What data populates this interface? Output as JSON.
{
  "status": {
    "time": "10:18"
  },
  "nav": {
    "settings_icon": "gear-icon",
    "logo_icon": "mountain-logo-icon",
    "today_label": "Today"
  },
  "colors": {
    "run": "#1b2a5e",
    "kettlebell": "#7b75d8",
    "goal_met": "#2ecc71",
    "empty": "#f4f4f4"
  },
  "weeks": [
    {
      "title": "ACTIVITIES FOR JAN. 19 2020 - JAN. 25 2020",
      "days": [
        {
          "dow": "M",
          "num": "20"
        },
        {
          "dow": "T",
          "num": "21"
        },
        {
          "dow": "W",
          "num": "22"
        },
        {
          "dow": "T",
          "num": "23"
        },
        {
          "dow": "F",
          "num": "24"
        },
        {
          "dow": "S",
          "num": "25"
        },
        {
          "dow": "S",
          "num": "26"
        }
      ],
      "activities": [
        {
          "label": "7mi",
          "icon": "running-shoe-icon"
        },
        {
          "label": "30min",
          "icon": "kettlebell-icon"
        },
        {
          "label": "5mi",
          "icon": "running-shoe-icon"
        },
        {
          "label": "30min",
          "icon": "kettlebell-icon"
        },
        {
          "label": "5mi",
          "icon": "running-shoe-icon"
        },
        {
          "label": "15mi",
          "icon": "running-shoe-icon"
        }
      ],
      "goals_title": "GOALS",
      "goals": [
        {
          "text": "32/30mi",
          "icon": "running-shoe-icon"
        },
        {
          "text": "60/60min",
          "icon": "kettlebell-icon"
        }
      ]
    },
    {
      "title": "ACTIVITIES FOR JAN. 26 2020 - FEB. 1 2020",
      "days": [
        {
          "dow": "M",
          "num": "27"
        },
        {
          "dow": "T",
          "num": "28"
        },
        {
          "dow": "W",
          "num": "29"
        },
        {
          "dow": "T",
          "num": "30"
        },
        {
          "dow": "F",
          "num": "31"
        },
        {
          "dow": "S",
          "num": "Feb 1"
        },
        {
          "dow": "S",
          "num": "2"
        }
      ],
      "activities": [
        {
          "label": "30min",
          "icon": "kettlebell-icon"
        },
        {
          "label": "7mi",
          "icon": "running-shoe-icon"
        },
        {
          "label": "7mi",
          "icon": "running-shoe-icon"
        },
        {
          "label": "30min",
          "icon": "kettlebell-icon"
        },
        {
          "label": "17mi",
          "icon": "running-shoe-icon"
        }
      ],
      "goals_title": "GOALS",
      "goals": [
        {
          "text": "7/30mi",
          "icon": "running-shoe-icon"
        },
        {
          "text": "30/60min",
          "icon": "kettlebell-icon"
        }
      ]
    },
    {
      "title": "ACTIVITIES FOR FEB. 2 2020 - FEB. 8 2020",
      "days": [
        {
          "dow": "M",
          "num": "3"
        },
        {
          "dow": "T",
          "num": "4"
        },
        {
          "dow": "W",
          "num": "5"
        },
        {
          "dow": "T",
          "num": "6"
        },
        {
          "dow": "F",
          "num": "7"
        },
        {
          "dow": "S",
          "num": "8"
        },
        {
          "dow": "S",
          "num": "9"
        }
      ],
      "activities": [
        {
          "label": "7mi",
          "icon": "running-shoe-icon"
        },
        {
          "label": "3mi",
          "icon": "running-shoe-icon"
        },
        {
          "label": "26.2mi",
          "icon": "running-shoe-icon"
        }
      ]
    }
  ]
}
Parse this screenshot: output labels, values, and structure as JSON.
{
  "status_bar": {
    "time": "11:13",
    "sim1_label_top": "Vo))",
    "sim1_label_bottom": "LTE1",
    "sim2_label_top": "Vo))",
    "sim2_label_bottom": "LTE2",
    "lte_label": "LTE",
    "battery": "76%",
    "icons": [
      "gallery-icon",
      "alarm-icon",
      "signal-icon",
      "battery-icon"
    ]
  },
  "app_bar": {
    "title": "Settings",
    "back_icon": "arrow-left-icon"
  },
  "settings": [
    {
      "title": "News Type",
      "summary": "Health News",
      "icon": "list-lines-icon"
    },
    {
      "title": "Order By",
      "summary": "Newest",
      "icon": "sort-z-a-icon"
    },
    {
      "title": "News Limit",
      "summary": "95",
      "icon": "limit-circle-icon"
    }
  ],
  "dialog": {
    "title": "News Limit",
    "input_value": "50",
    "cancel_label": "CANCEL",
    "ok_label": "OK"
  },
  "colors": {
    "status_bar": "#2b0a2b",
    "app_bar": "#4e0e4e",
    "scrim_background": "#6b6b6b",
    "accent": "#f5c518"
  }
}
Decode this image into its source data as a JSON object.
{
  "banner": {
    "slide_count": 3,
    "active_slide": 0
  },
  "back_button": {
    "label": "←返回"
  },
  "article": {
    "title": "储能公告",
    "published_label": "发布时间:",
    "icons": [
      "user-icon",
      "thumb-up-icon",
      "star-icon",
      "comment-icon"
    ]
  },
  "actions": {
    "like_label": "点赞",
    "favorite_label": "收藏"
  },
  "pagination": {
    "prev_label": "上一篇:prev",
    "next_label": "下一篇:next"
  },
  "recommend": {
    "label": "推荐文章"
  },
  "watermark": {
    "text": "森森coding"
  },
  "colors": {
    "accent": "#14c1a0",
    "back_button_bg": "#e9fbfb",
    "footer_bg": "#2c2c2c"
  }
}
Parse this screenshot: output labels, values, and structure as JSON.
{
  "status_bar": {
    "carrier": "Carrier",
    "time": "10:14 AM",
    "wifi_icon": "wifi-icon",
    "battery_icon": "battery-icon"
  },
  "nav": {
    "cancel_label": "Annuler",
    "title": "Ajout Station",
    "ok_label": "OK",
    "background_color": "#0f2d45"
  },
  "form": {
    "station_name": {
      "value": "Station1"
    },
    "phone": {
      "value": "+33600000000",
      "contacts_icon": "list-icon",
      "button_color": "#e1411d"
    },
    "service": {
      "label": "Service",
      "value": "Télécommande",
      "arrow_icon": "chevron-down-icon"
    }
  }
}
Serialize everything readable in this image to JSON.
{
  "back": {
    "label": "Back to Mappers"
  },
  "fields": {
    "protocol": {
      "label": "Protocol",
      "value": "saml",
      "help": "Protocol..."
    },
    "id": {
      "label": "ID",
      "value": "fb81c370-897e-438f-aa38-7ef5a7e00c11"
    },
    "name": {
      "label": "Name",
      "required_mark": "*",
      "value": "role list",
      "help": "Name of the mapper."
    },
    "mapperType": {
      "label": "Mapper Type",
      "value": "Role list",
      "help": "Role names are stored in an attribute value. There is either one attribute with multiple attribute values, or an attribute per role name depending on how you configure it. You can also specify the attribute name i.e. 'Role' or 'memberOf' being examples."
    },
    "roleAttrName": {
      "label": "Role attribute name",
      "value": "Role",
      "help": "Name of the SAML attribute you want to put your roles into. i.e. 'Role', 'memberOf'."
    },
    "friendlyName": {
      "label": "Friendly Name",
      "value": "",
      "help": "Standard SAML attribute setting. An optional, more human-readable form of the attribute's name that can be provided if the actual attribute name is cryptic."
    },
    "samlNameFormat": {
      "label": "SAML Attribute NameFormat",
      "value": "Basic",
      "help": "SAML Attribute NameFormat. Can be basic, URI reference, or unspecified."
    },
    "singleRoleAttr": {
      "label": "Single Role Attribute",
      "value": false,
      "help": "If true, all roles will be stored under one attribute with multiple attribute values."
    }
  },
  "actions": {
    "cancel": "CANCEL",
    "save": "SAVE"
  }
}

INSTRUCTIONS FOR THE TASK =
Repeat the data exactly. Leave nothing out.

RESULT =
What data populates this interface? Output as JSON.
{
  "status": {
    "time": "10:18"
  },
  "nav": {
    "settings_icon": "gear-icon",
    "logo_icon": "mountain-logo-icon",
    "today_label": "Today"
  },
  "colors": {
    "run": "#1b2a5e",
    "kettlebell": "#7b75d8",
    "goal_met": "#2ecc71",
    "empty": "#f4f4f4"
  },
  "weeks": [
    {
      "title": "ACTIVITIES FOR JAN. 19 2020 - JAN. 25 2020",
      "days": [
        {
          "dow": "M",
          "num": "20"
        },
        {
          "dow": "T",
          "num": "21"
        },
        {
          "dow": "W",
          "num": "22"
        },
        {
          "dow": "T",
          "num": "23"
        },
        {
          "dow": "F",
          "num": "24"
        },
        {
          "dow": "S",
          "num": "25"
        },
        {
          "dow": "S",
          "num": "26"
        }
      ],
      "activities": [
        {
          "label": "7mi",
          "icon": "running-shoe-icon"
        },
        {
          "label": "30min",
          "icon": "kettlebell-icon"
        },
        {
          "label": "5mi",
          "icon": "running-shoe-icon"
        },
        {
          "label": "30min",
          "icon": "kettlebell-icon"
        },
        {
          "label": "5mi",
          "icon": "running-shoe-icon"
        },
        {
          "label": "15mi",
          "icon": "running-shoe-icon"
        }
      ],
      "goals_title": "GOALS",
      "goals": [
        {
          "text": "32/30mi",
          "icon": "running-shoe-icon"
        },
        {
          "text": "60/60min",
          "icon": "kettlebell-icon"
        }
      ]
    },
    {
      "title": "ACTIVITIES FOR JAN. 26 2020 - FEB. 1 2020",
      "days": [
        {
          "dow": "M",
          "num": "27"
        },
        {
          "dow": "T",
          "num": "28"
        },
        {
          "dow": "W",
          "num": "29"
        },
        {
          "dow": "T",
          "num": "30"
        },
        {
          "dow": "F",
          "num": "31"
        },
        {
          "dow": "S",
          "num": "Feb 1"
        },
        {
          "dow": "S",
          "num": "2"
        }
      ],
      "activities": [
        {
          "label": "30min",
          "icon": "kettlebell-icon"
        },
        {
          "label": "7mi",
          "icon": "running-shoe-icon"
        },
        {
          "label": "7mi",
          "icon": "running-shoe-icon"
        },
        {
          "label": "30min",
          "icon": "kettlebell-icon"
        },
        {
          "label": "17mi",
          "icon": "running-shoe-icon"
        }
      ],
      "goals_title": "GOALS",
      "goals": [
        {
          "text": "7/30mi",
          "icon": "running-shoe-icon"
        },
        {
          "text": "30/60min",
          "icon": "kettlebell-icon"
        }
      ]
    },
    {
      "title": "ACTIVITIES FOR FEB. 2 2020 - FEB. 8 2020",
      "days": [
        {
          "dow": "M",
          "num": "3"
        },
        {
          "dow": "T",
          "num": "4"
        },
        {
          "dow": "W",
          "num": "5"
        },
        {
          "dow": "T",
          "num": "6"
        },
        {
          "dow": "F",
          "num": "7"
        },
        {
          "dow": "S",
          "num": "8"
        },
        {
          "dow": "S",
          "num": "9"
        }
      ],
      "activities": [
        {
          "label": "7mi",
          "icon": "running-shoe-icon"
        },
        {
          "label": "3mi",
          "icon": "running-shoe-icon"
        },
        {
          "label": "26.2mi",
          "icon": "running-shoe-icon"
        }
      ]
    }
  ]
}
Parse this screenshot: output labels, values, and structure as JSON.
{
  "status_bar": {
    "time": "11:13",
    "sim1_label_top": "Vo))",
    "sim1_label_bottom": "LTE1",
    "sim2_label_top": "Vo))",
    "sim2_label_bottom": "LTE2",
    "lte_label": "LTE",
    "battery": "76%",
    "icons": [
      "gallery-icon",
      "alarm-icon",
      "signal-icon",
      "battery-icon"
    ]
  },
  "app_bar": {
    "title": "Settings",
    "back_icon": "arrow-left-icon"
  },
  "settings": [
    {
      "title": "News Type",
      "summary": "Health News",
      "icon": "list-lines-icon"
    },
    {
      "title": "Order By",
      "summary": "Newest",
      "icon": "sort-z-a-icon"
    },
    {
      "title": "News Limit",
      "summary": "95",
      "icon": "limit-circle-icon"
    }
  ],
  "dialog": {
    "title": "News Limit",
    "input_value": "50",
    "cancel_label": "CANCEL",
    "ok_label": "OK"
  },
  "colors": {
    "status_bar": "#2b0a2b",
    "app_bar": "#4e0e4e",
    "scrim_background": "#6b6b6b",
    "accent": "#f5c518"
  }
}
Decode this image into its source data as a JSON object.
{
  "banner": {
    "slide_count": 3,
    "active_slide": 0
  },
  "back_button": {
    "label": "←返回"
  },
  "article": {
    "title": "储能公告",
    "published_label": "发布时间:",
    "icons": [
      "user-icon",
      "thumb-up-icon",
      "star-icon",
      "comment-icon"
    ]
  },
  "actions": {
    "like_label": "点赞",
    "favorite_label": "收藏"
  },
  "pagination": {
    "prev_label": "上一篇:prev",
    "next_label": "下一篇:next"
  },
  "recommend": {
    "label": "推荐文章"
  },
  "watermark": {
    "text": "森森coding"
  },
  "colors": {
    "accent": "#14c1a0",
    "back_button_bg": "#e9fbfb",
    "footer_bg": "#2c2c2c"
  }
}
Parse this screenshot: output labels, values, and structure as JSON.
{
  "status_bar": {
    "carrier": "Carrier",
    "time": "10:14 AM",
    "wifi_icon": "wifi-icon",
    "battery_icon": "battery-icon"
  },
  "nav": {
    "cancel_label": "Annuler",
    "title": "Ajout Station",
    "ok_label": "OK",
    "background_color": "#0f2d45"
  },
  "form": {
    "station_name": {
      "value": "Station1"
    },
    "phone": {
      "value": "+33600000000",
      "contacts_icon": "list-icon",
      "button_color": "#e1411d"
    },
    "service": {
      "label": "Service",
      "value": "Télécommande",
      "arrow_icon": "chevron-down-icon"
    }
  }
}
Serialize everything readable in this image to JSON.
{
  "back": {
    "label": "Back to Mappers"
  },
  "fields": {
    "protocol": {
      "label": "Protocol",
      "value": "saml",
      "help": "Protocol..."
    },
    "id": {
      "label": "ID",
      "value": "fb81c370-897e-438f-aa38-7ef5a7e00c11"
    },
    "name": {
      "label": "Name",
      "required_mark": "*",
      "value": "role list",
      "help": "Name of the mapper."
    },
    "mapperType": {
      "label": "Mapper Type",
      "value": "Role list",
      "help": "Role names are stored in an attribute value. There is either one attribute with multiple attribute values, or an attribute per role name depending on how you configure it. You can also specify the attribute name i.e. 'Role' or 'memberOf' being examples."
    },
    "roleAttrName": {
      "label": "Role attribute name",
      "value": "Role",
      "help": "Name of the SAML attribute you want to put your roles into. i.e. 'Role', 'memberOf'."
    },
    "friendlyName": {
      "label": "Friendly Name",
      "value": "",
      "help": "Standard SAML attribute setting. An optional, more human-readable form of the attribute's name that can be provided if the actual attribute name is cryptic."
    },
    "samlNameFormat": {
      "label": "SAML Attribute NameFormat",
      "value": "Basic",
      "help": "SAML Attribute NameFormat. Can be basic, URI reference, or unspecified."
    },
    "singleRoleAttr": {
      "label": "Single Role Attribute",
      "value": false,
      "help": "If true, all roles will be stored under one attribute with multiple attribute values."
    }
  },
  "actions": {
    "cancel": "CANCEL",
    "save": "SAVE"
  }
}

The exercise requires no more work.